[Given task]
Copy out exactly the lines from the line containing "Read this page and output its text content." to the end of the listing.

[Data to use]
--

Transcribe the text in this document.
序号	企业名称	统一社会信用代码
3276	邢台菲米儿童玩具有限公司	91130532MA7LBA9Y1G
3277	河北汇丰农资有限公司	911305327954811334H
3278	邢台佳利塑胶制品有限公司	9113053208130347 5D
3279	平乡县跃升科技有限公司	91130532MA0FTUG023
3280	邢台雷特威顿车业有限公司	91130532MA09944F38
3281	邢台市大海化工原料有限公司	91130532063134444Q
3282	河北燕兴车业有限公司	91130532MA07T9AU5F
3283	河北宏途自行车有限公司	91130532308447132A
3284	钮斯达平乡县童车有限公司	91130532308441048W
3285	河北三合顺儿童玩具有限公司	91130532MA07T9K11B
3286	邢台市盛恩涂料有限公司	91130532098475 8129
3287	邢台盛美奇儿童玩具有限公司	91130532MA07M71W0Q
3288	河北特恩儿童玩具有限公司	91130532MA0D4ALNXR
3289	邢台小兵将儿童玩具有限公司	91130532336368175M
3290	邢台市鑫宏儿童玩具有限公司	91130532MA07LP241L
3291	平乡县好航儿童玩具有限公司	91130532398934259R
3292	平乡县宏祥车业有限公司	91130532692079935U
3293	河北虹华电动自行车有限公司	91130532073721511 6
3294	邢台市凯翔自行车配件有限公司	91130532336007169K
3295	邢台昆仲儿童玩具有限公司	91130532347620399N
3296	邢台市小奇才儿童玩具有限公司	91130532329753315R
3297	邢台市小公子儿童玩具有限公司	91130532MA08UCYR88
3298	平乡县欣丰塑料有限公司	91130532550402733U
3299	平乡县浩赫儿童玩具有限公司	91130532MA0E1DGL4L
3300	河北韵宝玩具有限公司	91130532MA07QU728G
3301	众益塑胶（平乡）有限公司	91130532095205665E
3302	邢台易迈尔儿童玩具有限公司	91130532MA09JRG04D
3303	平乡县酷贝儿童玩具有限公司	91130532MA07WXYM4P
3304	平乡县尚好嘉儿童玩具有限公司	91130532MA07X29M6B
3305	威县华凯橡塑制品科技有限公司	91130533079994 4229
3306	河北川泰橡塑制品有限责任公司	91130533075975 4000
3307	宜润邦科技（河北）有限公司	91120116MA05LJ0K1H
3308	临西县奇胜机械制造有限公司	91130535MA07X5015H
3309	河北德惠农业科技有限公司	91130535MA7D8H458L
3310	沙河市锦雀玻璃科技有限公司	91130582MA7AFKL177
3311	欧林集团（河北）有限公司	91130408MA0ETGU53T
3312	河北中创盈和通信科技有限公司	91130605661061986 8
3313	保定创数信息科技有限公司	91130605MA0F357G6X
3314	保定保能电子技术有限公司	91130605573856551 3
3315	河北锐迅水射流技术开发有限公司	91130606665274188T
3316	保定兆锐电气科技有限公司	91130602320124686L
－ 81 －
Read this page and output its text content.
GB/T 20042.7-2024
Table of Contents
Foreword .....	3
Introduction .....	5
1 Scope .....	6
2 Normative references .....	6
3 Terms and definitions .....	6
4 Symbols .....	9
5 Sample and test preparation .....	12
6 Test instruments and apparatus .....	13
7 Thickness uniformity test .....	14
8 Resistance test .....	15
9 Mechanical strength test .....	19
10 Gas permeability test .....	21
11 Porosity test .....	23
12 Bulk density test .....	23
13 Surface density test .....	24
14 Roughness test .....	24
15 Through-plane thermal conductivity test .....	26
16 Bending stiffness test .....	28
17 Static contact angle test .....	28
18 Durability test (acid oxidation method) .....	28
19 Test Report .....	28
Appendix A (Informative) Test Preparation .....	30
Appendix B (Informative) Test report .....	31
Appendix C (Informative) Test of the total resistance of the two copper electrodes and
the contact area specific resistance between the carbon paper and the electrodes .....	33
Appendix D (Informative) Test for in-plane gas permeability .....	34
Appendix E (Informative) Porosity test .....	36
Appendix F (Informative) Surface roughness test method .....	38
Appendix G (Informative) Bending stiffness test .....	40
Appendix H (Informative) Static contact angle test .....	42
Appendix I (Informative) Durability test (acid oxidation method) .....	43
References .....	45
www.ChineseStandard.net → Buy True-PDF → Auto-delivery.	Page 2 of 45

--

[Exercise answer]
Read this page and output its text content.
GB/T 20042.7-2024
Table of Contents
Foreword .....	3
Introduction .....	5
1 Scope .....	6
2 Normative references .....	6
3 Terms and definitions .....	6
4 Symbols .....	9
5 Sample and test preparation .....	12
6 Test instruments and apparatus .....	13
7 Thickness uniformity test .....	14
8 Resistance test .....	15
9 Mechanical strength test .....	19
10 Gas permeability test .....	21
11 Porosity test .....	23
12 Bulk density test .....	23
13 Surface density test .....	24
14 Roughness test .....	24
15 Through-plane thermal conductivity test .....	26
16 Bending stiffness test .....	28
17 Static contact angle test .....	28
18 Durability test (acid oxidation method) .....	28
19 Test Report .....	28
Appendix A (Informative) Test Preparation .....	30
Appendix B (Informative) Test report .....	31
Appendix C (Informative) Test of the total resistance of the two copper electrodes and
the contact area specific resistance between the carbon paper and the electrodes .....	33
Appendix D (Informative) Test for in-plane gas permeability .....	34
Appendix E (Informative) Porosity test .....	36
Appendix F (Informative) Surface roughness test method .....	38
Appendix G (Informative) Bending stiffness test .....	40
Appendix H (Informative) Static contact angle test .....	42
Appendix I (Informative) Durability test (acid oxidation method) .....	43
References .....	45
www.ChineseStandard.net → Buy True-PDF → Auto-delivery.	Page 2 of 45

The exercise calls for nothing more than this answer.